Copy the entries line for line without any changes, starting at the first line and stopping after the line that contains "y-tick-label: 70 (17, 13, 32, 27)".

_Input records_
⁂
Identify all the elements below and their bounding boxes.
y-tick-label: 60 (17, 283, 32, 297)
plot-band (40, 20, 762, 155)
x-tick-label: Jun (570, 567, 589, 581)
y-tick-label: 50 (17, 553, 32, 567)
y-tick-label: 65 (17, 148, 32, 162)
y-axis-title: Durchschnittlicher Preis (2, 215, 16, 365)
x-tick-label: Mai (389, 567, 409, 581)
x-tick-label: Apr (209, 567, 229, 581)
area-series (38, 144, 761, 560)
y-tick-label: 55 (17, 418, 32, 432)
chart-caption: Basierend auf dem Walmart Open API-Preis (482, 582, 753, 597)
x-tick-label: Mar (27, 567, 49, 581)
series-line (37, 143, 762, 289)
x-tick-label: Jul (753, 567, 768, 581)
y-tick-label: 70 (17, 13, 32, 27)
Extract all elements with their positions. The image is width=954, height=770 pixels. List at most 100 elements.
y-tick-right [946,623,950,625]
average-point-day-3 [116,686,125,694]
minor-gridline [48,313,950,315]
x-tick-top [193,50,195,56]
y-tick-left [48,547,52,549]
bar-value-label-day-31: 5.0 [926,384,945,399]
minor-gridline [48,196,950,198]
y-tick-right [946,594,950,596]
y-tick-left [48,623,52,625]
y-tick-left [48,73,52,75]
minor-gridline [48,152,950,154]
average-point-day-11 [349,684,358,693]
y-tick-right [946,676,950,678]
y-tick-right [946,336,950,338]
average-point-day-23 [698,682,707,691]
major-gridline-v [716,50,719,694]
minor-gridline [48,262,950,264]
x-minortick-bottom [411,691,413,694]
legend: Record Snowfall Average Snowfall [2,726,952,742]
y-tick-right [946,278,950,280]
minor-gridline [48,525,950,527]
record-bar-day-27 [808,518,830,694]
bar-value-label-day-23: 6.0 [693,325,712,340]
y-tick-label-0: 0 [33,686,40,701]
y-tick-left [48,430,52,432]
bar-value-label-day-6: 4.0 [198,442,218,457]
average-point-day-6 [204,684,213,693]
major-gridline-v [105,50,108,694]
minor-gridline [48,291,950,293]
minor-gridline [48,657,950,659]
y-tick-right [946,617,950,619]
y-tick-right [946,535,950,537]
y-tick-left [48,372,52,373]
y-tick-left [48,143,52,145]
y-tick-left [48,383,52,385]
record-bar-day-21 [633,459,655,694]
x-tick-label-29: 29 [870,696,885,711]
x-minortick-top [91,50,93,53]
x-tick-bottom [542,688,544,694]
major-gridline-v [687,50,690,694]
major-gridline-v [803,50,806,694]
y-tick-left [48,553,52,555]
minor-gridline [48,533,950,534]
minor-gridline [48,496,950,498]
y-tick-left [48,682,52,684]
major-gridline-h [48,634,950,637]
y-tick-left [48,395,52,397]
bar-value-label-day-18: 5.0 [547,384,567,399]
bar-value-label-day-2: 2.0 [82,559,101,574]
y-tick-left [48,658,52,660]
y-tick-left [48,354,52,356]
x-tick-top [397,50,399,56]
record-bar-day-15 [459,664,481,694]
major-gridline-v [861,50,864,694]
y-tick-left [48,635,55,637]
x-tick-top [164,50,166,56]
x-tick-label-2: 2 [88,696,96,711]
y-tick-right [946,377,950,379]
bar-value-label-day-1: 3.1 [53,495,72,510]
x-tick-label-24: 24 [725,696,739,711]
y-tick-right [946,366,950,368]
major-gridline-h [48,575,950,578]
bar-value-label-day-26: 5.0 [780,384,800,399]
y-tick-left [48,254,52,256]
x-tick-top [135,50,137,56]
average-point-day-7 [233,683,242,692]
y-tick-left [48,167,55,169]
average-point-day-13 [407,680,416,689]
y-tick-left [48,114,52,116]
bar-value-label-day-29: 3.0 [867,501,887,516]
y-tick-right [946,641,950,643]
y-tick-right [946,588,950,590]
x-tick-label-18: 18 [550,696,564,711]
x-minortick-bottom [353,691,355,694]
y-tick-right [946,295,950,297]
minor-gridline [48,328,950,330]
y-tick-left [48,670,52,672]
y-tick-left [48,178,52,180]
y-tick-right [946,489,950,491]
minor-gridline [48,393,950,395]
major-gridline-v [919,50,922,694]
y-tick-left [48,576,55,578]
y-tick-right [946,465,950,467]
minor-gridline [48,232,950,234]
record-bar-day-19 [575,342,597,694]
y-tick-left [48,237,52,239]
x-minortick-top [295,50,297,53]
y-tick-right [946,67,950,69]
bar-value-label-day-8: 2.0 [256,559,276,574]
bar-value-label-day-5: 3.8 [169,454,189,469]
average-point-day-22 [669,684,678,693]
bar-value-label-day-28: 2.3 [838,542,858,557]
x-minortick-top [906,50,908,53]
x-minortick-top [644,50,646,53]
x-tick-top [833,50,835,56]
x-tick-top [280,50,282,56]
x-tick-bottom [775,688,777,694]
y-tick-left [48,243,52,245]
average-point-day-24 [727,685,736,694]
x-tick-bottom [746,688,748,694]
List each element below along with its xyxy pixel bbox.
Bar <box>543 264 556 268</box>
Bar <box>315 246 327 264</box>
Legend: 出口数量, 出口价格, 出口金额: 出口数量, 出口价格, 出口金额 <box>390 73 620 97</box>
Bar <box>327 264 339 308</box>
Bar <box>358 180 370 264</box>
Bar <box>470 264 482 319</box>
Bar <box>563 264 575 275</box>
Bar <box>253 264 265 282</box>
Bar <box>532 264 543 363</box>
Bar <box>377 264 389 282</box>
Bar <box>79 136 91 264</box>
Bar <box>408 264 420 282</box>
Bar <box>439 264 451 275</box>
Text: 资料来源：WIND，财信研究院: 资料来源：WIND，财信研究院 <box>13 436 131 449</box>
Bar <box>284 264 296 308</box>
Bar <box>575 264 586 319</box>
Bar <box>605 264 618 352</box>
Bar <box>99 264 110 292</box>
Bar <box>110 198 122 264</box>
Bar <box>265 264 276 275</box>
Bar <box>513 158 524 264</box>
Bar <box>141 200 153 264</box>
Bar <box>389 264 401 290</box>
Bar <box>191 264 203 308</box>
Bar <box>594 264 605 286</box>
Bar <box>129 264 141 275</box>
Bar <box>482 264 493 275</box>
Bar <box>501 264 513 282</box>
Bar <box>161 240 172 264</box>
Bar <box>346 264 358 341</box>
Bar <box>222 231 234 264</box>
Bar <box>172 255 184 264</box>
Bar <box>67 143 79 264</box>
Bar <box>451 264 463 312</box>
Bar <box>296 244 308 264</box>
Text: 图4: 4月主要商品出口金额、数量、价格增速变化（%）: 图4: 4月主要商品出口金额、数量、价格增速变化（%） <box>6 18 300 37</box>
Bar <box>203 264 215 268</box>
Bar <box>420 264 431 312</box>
⁂
_Output of the task_
Identify all the elements below and their bounding boxes.
y-tick-label: 60 (17, 283, 32, 297)
plot-band (40, 20, 762, 155)
x-tick-label: Jun (570, 567, 589, 581)
y-tick-label: 50 (17, 553, 32, 567)
y-tick-label: 65 (17, 148, 32, 162)
y-axis-title: Durchschnittlicher Preis (2, 215, 16, 365)
x-tick-label: Mai (389, 567, 409, 581)
x-tick-label: Apr (209, 567, 229, 581)
area-series (38, 144, 761, 560)
y-tick-label: 55 (17, 418, 32, 432)
chart-caption: Basierend auf dem Walmart Open API-Preis (482, 582, 753, 597)
x-tick-label: Mar (27, 567, 49, 581)
series-line (37, 143, 762, 289)
x-tick-label: Jul (753, 567, 768, 581)
y-tick-label: 70 (17, 13, 32, 27)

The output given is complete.